▶ **Problem details**: Exactly the lines from the line containing "Give me the" through the final line of the entries below must be returned, and only those, without pictures.

— Begin Data in this exercise —

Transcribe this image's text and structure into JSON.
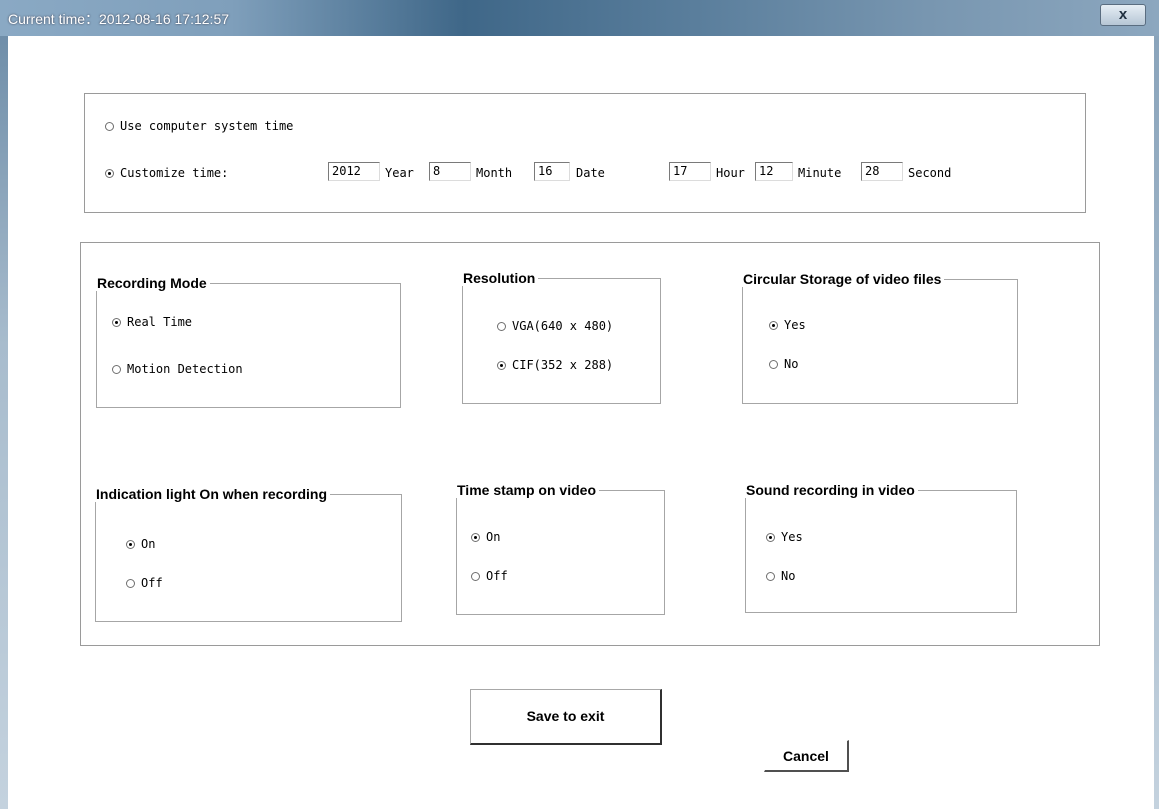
{
  "window": {
    "title": "Current time：2012-08-16   17:12:57",
    "close_label": "x"
  },
  "time_settings": {
    "use_system_time_label": "Use computer system time",
    "customize_label": "Customize time:",
    "use_system_selected": false,
    "customize_selected": true,
    "fields": [
      {
        "name": "year",
        "value": "2012",
        "label": "Year"
      },
      {
        "name": "month",
        "value": "8",
        "label": "Month"
      },
      {
        "name": "date",
        "value": "16",
        "label": "Date"
      },
      {
        "name": "hour",
        "value": "17",
        "label": "Hour"
      },
      {
        "name": "minute",
        "value": "12",
        "label": "Minute"
      },
      {
        "name": "second",
        "value": "28",
        "label": "Second"
      }
    ]
  },
  "recording_mode": {
    "title": "Recording Mode",
    "options": [
      {
        "label": "Real Time",
        "selected": true
      },
      {
        "label": "Motion Detection",
        "selected": false
      }
    ]
  },
  "resolution": {
    "title": "Resolution",
    "options": [
      {
        "label": "VGA(640 x 480)",
        "selected": false
      },
      {
        "label": "CIF(352 x 288)",
        "selected": true
      }
    ]
  },
  "circular_storage": {
    "title": "Circular Storage of video files",
    "options": [
      {
        "label": "Yes",
        "selected": true
      },
      {
        "label": "No",
        "selected": false
      }
    ]
  },
  "indication_light": {
    "title": "Indication light On when recording",
    "options": [
      {
        "label": "On",
        "selected": true
      },
      {
        "label": "Off",
        "selected": false
      }
    ]
  },
  "time_stamp": {
    "title": "Time stamp on video",
    "options": [
      {
        "label": "On",
        "selected": true
      },
      {
        "label": "Off",
        "selected": false
      }
    ]
  },
  "sound_recording": {
    "title": "Sound recording in video",
    "options": [
      {
        "label": "Yes",
        "selected": true
      },
      {
        "label": "No",
        "selected": false
      }
    ]
  },
  "buttons": {
    "save_label": "Save to exit",
    "cancel_label": "Cancel"
  }
}
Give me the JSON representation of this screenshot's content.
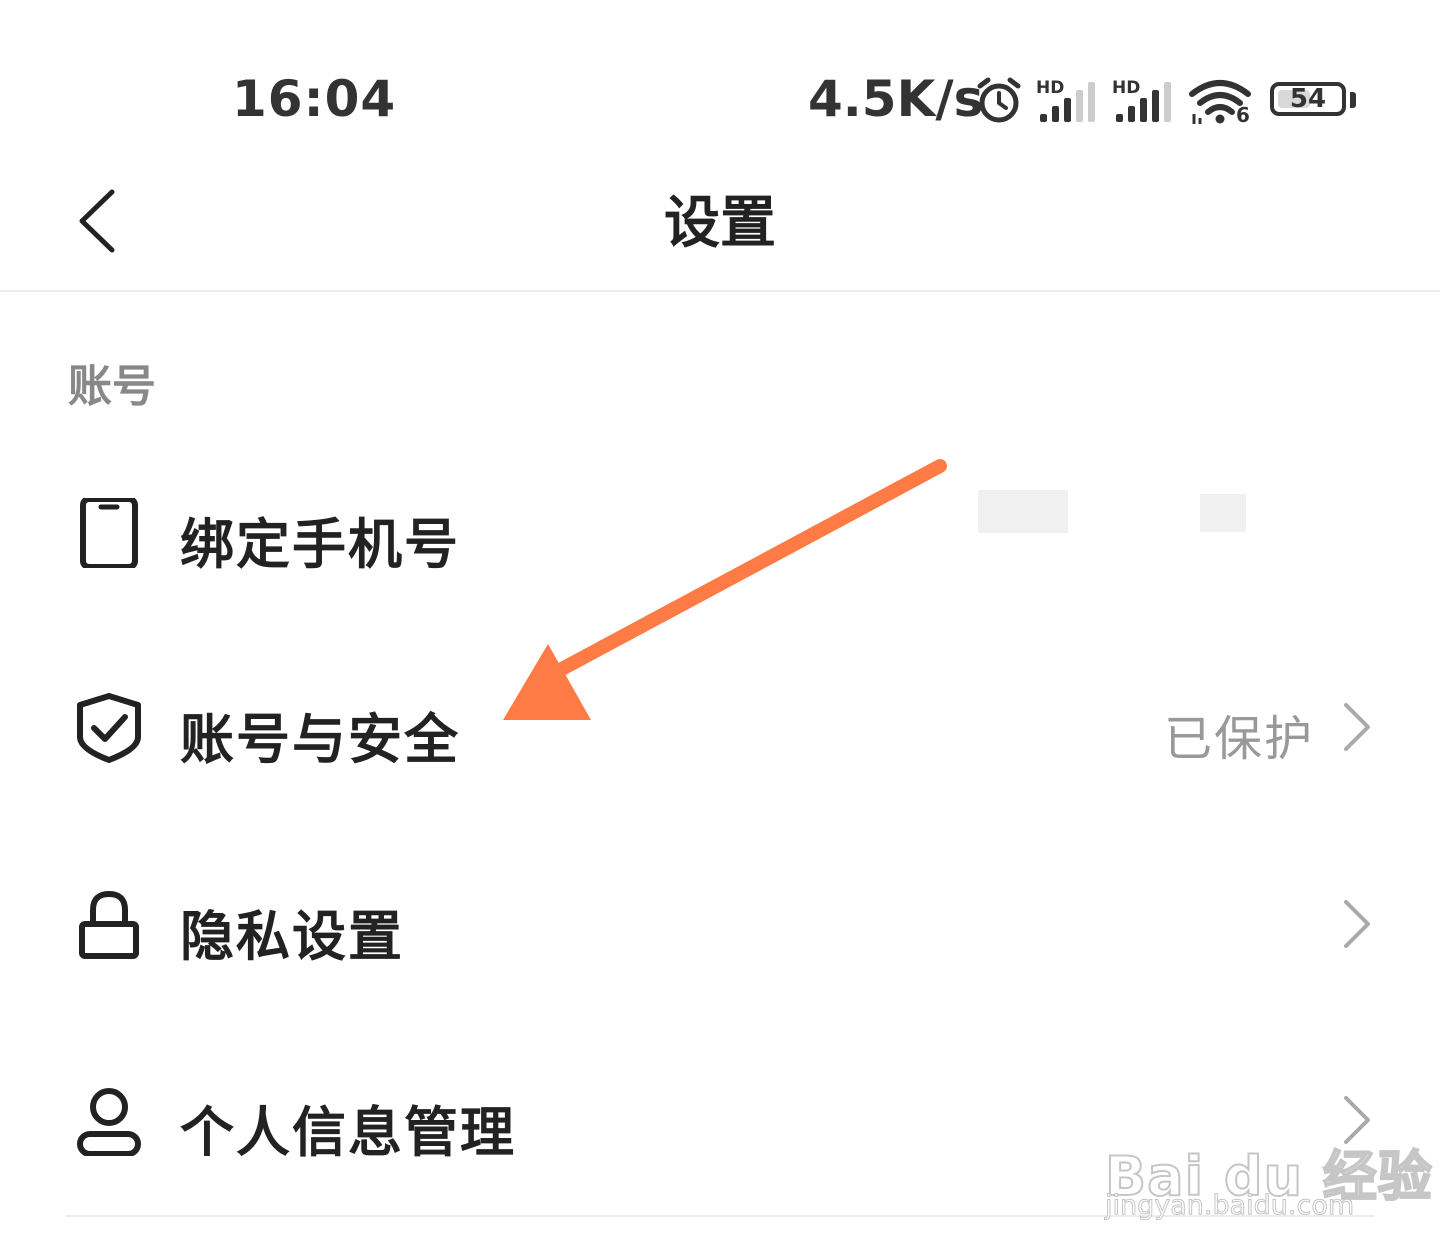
{
  "status_bar": {
    "time": "16:04",
    "net_speed": "4.5K/s",
    "sim1_label": "HD",
    "sim2_label": "HD",
    "wifi_label": "6",
    "battery_level": "54",
    "icons": [
      "alarm-icon",
      "signal-icon",
      "signal-icon",
      "wifi-icon",
      "battery-icon"
    ]
  },
  "header": {
    "back_icon": "chevron-left-icon",
    "title": "设置"
  },
  "section": {
    "title": "账号"
  },
  "items": [
    {
      "icon": "phone-icon",
      "label": "绑定手机号",
      "value": ""
    },
    {
      "icon": "shield-check-icon",
      "label": "账号与安全",
      "value": "已保护"
    },
    {
      "icon": "lock-icon",
      "label": "隐私设置",
      "value": ""
    },
    {
      "icon": "person-icon",
      "label": "个人信息管理",
      "value": ""
    }
  ],
  "annotation": {
    "color": "#FF7B45"
  },
  "watermark": {
    "brand": "Bai du 经验",
    "url": "jingyan.baidu.com"
  }
}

— End Data in this exercise —

▶ **Response below**:
Give me the JSON representation of this screenshot's content.
{
  "status_bar": {
    "time": "16:04",
    "net_speed": "4.5K/s",
    "sim1_label": "HD",
    "sim2_label": "HD",
    "wifi_label": "6",
    "battery_level": "54",
    "icons": [
      "alarm-icon",
      "signal-icon",
      "signal-icon",
      "wifi-icon",
      "battery-icon"
    ]
  },
  "header": {
    "back_icon": "chevron-left-icon",
    "title": "设置"
  },
  "section": {
    "title": "账号"
  },
  "items": [
    {
      "icon": "phone-icon",
      "label": "绑定手机号",
      "value": ""
    },
    {
      "icon": "shield-check-icon",
      "label": "账号与安全",
      "value": "已保护"
    },
    {
      "icon": "lock-icon",
      "label": "隐私设置",
      "value": ""
    },
    {
      "icon": "person-icon",
      "label": "个人信息管理",
      "value": ""
    }
  ],
  "annotation": {
    "color": "#FF7B45"
  },
  "watermark": {
    "brand": "Bai du 经验",
    "url": "jingyan.baidu.com"
  }
}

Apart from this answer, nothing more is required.